◆ WRITTEN EXERCISE:
Reproduce all of the material word for word.

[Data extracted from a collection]

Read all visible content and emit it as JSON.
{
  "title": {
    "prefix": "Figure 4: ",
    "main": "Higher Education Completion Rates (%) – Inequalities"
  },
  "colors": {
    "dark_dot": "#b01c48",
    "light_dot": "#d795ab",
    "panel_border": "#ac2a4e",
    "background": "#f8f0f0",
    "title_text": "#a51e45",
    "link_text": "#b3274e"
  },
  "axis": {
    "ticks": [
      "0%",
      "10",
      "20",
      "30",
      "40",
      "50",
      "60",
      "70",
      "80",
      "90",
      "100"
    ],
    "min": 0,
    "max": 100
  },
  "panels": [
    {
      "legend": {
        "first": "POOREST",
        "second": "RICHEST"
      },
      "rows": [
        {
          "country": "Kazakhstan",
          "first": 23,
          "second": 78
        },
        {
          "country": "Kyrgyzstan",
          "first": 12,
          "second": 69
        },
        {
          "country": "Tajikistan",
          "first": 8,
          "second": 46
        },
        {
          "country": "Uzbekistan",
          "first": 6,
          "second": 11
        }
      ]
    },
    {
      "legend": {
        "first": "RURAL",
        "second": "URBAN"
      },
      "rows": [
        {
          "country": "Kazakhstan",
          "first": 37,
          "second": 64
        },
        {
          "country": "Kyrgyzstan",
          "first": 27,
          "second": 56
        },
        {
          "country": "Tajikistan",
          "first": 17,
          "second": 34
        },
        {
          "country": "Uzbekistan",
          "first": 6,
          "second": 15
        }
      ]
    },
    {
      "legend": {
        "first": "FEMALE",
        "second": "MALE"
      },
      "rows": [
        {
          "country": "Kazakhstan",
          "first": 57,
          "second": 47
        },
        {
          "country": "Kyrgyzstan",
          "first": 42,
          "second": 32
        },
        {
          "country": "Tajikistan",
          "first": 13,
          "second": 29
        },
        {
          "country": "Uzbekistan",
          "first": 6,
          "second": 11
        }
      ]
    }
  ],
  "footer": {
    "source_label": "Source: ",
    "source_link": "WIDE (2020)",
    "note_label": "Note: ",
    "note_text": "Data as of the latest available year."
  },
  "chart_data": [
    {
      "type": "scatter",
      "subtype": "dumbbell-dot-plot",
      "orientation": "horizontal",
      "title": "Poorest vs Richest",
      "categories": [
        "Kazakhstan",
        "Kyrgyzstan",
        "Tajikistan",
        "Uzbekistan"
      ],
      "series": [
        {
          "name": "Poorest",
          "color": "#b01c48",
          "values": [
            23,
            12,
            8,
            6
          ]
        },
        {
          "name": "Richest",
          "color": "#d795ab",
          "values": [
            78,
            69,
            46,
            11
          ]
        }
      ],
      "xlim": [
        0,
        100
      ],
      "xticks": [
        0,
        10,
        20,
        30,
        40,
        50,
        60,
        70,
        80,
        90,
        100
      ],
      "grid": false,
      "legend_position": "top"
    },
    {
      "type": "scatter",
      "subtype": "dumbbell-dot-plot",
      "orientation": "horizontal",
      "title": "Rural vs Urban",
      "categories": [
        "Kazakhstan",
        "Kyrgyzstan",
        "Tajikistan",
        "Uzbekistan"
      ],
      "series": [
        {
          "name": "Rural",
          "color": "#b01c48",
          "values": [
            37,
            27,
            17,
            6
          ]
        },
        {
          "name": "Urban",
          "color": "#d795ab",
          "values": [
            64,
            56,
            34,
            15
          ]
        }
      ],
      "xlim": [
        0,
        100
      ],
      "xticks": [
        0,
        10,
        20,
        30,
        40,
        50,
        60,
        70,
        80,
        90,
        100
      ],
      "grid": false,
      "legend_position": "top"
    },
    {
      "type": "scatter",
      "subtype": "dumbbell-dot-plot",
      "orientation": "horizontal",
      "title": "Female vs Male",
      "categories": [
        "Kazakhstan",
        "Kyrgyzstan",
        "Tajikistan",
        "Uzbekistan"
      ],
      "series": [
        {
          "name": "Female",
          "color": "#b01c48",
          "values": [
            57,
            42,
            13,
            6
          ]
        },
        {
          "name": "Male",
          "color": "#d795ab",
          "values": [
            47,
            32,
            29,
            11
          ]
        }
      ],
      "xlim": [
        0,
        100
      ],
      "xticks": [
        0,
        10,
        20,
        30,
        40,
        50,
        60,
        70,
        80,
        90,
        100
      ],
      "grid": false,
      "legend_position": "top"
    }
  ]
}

◆ FULL OUTPUT:
Read all visible content and emit it as JSON.
{
  "title": {
    "prefix": "Figure 4: ",
    "main": "Higher Education Completion Rates (%) – Inequalities"
  },
  "colors": {
    "dark_dot": "#b01c48",
    "light_dot": "#d795ab",
    "panel_border": "#ac2a4e",
    "background": "#f8f0f0",
    "title_text": "#a51e45",
    "link_text": "#b3274e"
  },
  "axis": {
    "ticks": [
      "0%",
      "10",
      "20",
      "30",
      "40",
      "50",
      "60",
      "70",
      "80",
      "90",
      "100"
    ],
    "min": 0,
    "max": 100
  },
  "panels": [
    {
      "legend": {
        "first": "POOREST",
        "second": "RICHEST"
      },
      "rows": [
        {
          "country": "Kazakhstan",
          "first": 23,
          "second": 78
        },
        {
          "country": "Kyrgyzstan",
          "first": 12,
          "second": 69
        },
        {
          "country": "Tajikistan",
          "first": 8,
          "second": 46
        },
        {
          "country": "Uzbekistan",
          "first": 6,
          "second": 11
        }
      ]
    },
    {
      "legend": {
        "first": "RURAL",
        "second": "URBAN"
      },
      "rows": [
        {
          "country": "Kazakhstan",
          "first": 37,
          "second": 64
        },
        {
          "country": "Kyrgyzstan",
          "first": 27,
          "second": 56
        },
        {
          "country": "Tajikistan",
          "first": 17,
          "second": 34
        },
        {
          "country": "Uzbekistan",
          "first": 6,
          "second": 15
        }
      ]
    },
    {
      "legend": {
        "first": "FEMALE",
        "second": "MALE"
      },
      "rows": [
        {
          "country": "Kazakhstan",
          "first": 57,
          "second": 47
        },
        {
          "country": "Kyrgyzstan",
          "first": 42,
          "second": 32
        },
        {
          "country": "Tajikistan",
          "first": 13,
          "second": 29
        },
        {
          "country": "Uzbekistan",
          "first": 6,
          "second": 11
        }
      ]
    }
  ],
  "footer": {
    "source_label": "Source: ",
    "source_link": "WIDE (2020)",
    "note_label": "Note: ",
    "note_text": "Data as of the latest available year."
  },
  "chart_data": [
    {
      "type": "scatter",
      "subtype": "dumbbell-dot-plot",
      "orientation": "horizontal",
      "title": "Poorest vs Richest",
      "categories": [
        "Kazakhstan",
        "Kyrgyzstan",
        "Tajikistan",
        "Uzbekistan"
      ],
      "series": [
        {
          "name": "Poorest",
          "color": "#b01c48",
          "values": [
            23,
            12,
            8,
            6
          ]
        },
        {
          "name": "Richest",
          "color": "#d795ab",
          "values": [
            78,
            69,
            46,
            11
          ]
        }
      ],
      "xlim": [
        0,
        100
      ],
      "xticks": [
        0,
        10,
        20,
        30,
        40,
        50,
        60,
        70,
        80,
        90,
        100
      ],
      "grid": false,
      "legend_position": "top"
    },
    {
      "type": "scatter",
      "subtype": "dumbbell-dot-plot",
      "orientation": "horizontal",
      "title": "Rural vs Urban",
      "categories": [
        "Kazakhstan",
        "Kyrgyzstan",
        "Tajikistan",
        "Uzbekistan"
      ],
      "series": [
        {
          "name": "Rural",
          "color": "#b01c48",
          "values": [
            37,
            27,
            17,
            6
          ]
        },
        {
          "name": "Urban",
          "color": "#d795ab",
          "values": [
            64,
            56,
            34,
            15
          ]
        }
      ],
      "xlim": [
        0,
        100
      ],
      "xticks": [
        0,
        10,
        20,
        30,
        40,
        50,
        60,
        70,
        80,
        90,
        100
      ],
      "grid": false,
      "legend_position": "top"
    },
    {
      "type": "scatter",
      "subtype": "dumbbell-dot-plot",
      "orientation": "horizontal",
      "title": "Female vs Male",
      "categories": [
        "Kazakhstan",
        "Kyrgyzstan",
        "Tajikistan",
        "Uzbekistan"
      ],
      "series": [
        {
          "name": "Female",
          "color": "#b01c48",
          "values": [
            57,
            42,
            13,
            6
          ]
        },
        {
          "name": "Male",
          "color": "#d795ab",
          "values": [
            47,
            32,
            29,
            11
          ]
        }
      ],
      "xlim": [
        0,
        100
      ],
      "xticks": [
        0,
        10,
        20,
        30,
        40,
        50,
        60,
        70,
        80,
        90,
        100
      ],
      "grid": false,
      "legend_position": "top"
    }
  ]
}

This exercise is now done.